Entries supplied:

-- -- --

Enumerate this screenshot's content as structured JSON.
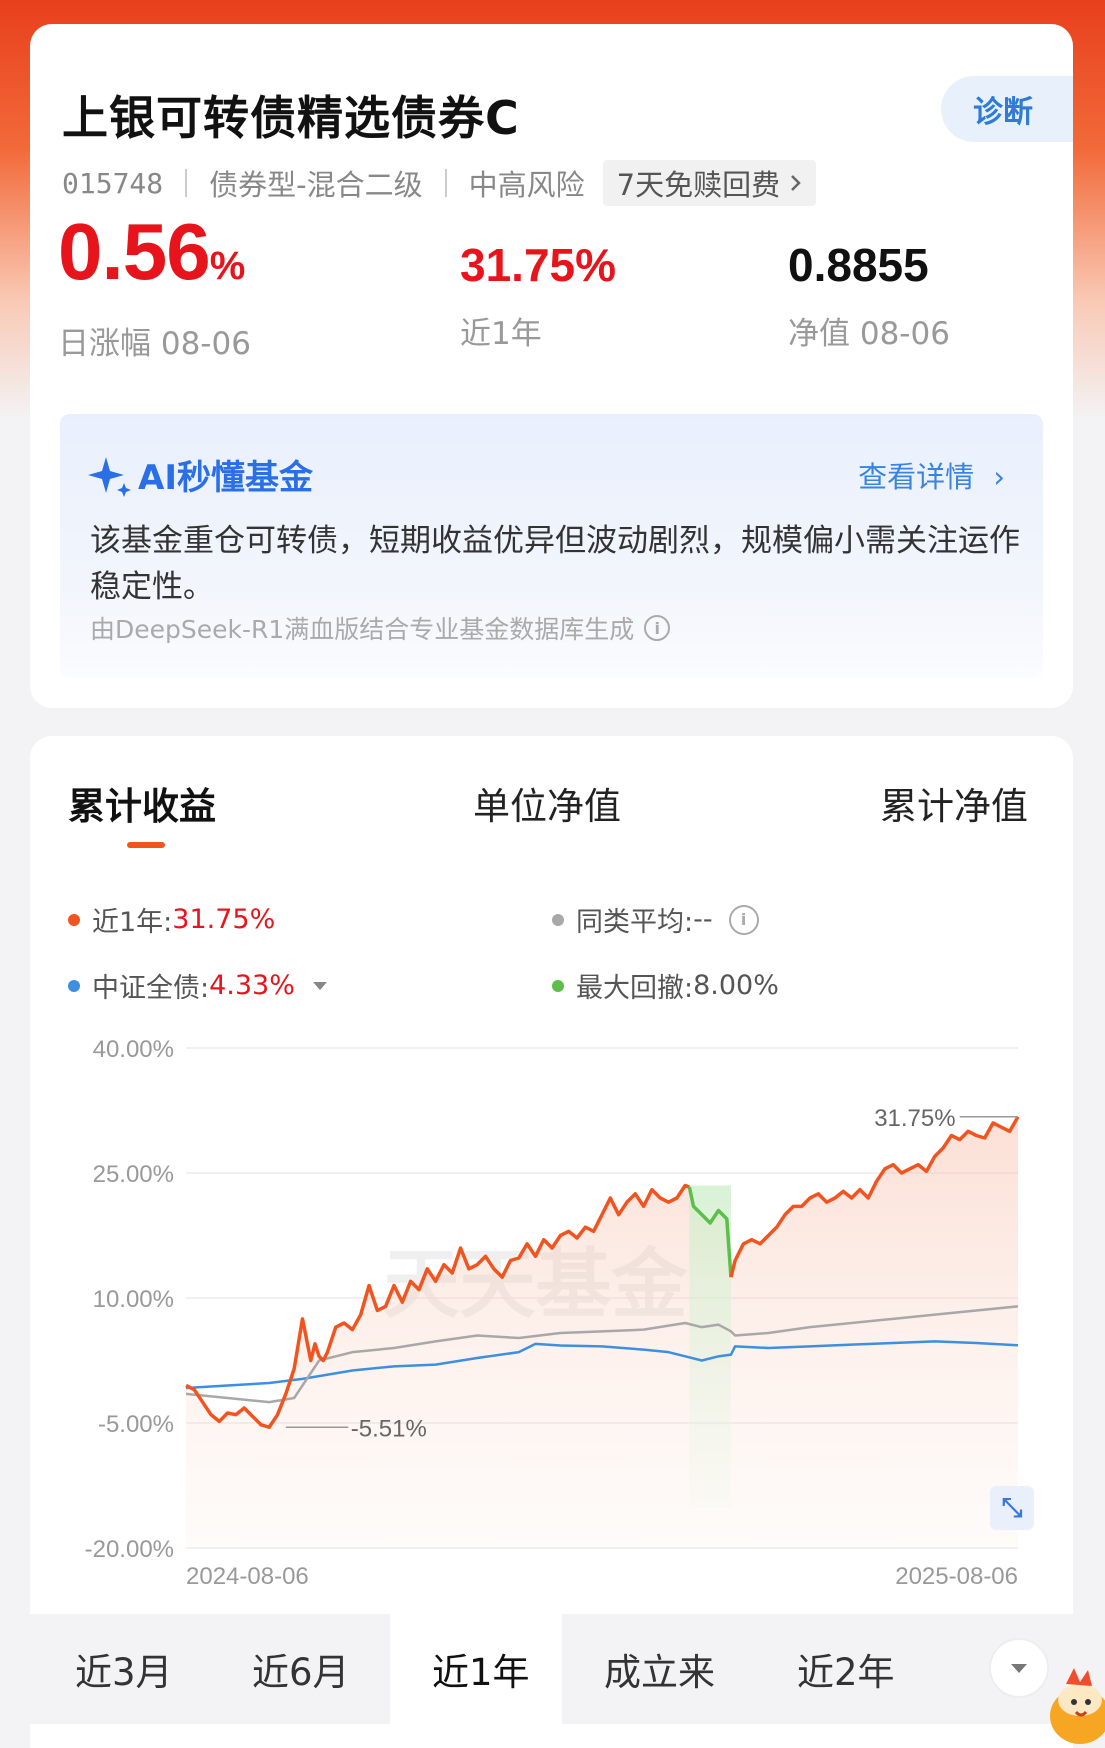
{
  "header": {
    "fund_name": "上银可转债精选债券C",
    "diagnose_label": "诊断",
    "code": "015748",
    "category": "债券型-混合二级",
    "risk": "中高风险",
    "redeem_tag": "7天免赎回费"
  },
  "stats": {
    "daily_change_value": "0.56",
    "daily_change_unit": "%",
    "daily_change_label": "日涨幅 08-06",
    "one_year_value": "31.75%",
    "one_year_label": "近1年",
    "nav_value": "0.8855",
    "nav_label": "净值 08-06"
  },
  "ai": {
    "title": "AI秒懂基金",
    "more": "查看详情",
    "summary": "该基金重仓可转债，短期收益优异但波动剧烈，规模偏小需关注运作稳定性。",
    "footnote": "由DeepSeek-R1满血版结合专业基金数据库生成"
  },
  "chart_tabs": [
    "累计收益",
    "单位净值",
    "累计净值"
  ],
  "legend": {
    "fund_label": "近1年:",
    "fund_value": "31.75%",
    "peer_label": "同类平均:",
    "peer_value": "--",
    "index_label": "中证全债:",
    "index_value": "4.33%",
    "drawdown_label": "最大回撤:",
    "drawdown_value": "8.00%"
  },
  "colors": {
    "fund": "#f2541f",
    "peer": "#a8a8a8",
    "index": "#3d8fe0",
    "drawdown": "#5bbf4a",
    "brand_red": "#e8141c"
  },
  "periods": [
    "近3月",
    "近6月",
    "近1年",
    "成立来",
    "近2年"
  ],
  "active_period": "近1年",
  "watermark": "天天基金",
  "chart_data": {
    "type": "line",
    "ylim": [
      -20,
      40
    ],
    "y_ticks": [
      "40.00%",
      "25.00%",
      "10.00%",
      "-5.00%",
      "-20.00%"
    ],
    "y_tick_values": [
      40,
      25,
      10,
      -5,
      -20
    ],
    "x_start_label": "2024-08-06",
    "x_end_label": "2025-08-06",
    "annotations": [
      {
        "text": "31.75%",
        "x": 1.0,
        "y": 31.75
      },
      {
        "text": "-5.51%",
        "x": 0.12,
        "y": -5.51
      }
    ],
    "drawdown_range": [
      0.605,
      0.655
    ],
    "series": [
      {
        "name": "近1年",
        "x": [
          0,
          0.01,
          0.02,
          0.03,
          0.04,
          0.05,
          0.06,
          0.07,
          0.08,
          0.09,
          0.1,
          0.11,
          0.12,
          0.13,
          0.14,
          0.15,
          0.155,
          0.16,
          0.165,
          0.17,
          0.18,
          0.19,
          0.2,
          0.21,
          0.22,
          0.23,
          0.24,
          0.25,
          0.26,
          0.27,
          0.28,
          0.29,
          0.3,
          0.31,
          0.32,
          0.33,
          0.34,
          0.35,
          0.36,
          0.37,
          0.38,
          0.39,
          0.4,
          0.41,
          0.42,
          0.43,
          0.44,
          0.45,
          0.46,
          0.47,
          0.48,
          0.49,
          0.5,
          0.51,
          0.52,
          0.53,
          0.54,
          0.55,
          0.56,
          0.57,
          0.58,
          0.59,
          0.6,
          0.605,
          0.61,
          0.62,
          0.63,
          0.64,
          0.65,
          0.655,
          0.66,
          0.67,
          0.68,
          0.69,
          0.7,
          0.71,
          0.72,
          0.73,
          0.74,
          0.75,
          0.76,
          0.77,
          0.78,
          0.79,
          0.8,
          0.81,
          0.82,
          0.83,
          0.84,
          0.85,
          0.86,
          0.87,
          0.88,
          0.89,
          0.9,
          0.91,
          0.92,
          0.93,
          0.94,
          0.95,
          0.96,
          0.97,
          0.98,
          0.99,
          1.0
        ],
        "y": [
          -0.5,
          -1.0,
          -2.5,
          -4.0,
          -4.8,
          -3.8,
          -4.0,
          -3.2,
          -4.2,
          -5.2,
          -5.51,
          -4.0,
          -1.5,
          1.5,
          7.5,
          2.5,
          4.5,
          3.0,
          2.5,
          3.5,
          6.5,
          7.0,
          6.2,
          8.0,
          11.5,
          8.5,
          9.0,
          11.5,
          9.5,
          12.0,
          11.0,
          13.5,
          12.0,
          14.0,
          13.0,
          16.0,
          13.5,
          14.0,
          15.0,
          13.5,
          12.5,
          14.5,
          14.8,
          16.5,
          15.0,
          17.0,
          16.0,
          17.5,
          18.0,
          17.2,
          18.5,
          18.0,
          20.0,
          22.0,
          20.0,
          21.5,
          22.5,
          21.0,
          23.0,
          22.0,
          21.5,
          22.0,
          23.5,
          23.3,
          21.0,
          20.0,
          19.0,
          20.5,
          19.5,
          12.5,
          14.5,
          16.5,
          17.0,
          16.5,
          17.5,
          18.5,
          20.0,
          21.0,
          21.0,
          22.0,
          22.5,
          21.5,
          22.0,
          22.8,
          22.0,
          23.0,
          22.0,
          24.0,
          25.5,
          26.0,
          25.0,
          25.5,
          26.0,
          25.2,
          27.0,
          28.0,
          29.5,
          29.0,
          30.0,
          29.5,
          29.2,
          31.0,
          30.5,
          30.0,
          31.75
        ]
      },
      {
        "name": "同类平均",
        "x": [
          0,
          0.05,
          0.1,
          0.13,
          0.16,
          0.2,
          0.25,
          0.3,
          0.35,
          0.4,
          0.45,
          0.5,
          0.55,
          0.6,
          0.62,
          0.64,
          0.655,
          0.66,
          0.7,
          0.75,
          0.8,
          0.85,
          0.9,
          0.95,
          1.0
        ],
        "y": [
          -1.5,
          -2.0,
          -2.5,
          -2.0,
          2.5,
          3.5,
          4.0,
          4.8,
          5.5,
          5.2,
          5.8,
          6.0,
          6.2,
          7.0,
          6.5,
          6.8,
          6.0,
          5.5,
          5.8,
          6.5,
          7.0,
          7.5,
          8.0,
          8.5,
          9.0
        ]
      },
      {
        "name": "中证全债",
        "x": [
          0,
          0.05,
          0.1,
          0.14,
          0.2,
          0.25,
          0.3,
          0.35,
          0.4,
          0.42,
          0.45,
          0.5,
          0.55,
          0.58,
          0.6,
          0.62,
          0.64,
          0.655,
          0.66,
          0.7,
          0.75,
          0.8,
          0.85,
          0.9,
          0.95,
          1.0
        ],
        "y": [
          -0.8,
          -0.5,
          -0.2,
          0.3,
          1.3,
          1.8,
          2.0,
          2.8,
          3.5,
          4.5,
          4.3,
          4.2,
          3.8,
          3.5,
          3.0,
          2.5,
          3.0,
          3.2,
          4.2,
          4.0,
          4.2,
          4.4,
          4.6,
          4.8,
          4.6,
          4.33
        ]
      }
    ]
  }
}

-- -- --

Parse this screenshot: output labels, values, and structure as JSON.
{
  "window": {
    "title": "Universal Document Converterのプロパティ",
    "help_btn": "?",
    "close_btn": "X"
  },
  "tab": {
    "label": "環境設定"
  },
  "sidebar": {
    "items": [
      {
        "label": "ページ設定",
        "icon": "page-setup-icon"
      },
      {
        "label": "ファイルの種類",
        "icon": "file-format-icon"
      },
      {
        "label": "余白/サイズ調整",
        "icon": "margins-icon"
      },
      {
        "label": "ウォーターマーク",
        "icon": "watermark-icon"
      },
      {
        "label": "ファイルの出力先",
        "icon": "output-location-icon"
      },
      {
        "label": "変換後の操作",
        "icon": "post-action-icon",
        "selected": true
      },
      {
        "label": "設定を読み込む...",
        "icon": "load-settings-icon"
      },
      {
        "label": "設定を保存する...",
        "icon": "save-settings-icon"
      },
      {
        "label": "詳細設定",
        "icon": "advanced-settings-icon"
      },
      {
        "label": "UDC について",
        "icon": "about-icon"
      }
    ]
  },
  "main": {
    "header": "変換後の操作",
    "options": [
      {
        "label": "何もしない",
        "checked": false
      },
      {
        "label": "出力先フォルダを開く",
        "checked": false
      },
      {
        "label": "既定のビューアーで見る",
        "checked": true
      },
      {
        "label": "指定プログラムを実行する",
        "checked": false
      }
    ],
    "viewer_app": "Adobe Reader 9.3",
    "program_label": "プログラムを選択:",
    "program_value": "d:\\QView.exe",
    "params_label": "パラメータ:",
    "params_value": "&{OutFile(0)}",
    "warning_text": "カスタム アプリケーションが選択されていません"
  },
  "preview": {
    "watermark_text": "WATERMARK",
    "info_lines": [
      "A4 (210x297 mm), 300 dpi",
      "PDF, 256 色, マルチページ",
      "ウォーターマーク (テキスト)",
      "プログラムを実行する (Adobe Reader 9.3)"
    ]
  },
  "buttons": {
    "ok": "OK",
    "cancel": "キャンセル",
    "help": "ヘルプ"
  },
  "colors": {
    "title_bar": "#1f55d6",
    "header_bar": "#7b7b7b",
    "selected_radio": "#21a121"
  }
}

-- -- --

Challenge: Sift the material for lines with the string "settings". Copy each one found.

Answer to the exercise:
        "icon": "load-settings-icon"
        "icon": "save-settings-icon"
        "icon": "advanced-settings-icon"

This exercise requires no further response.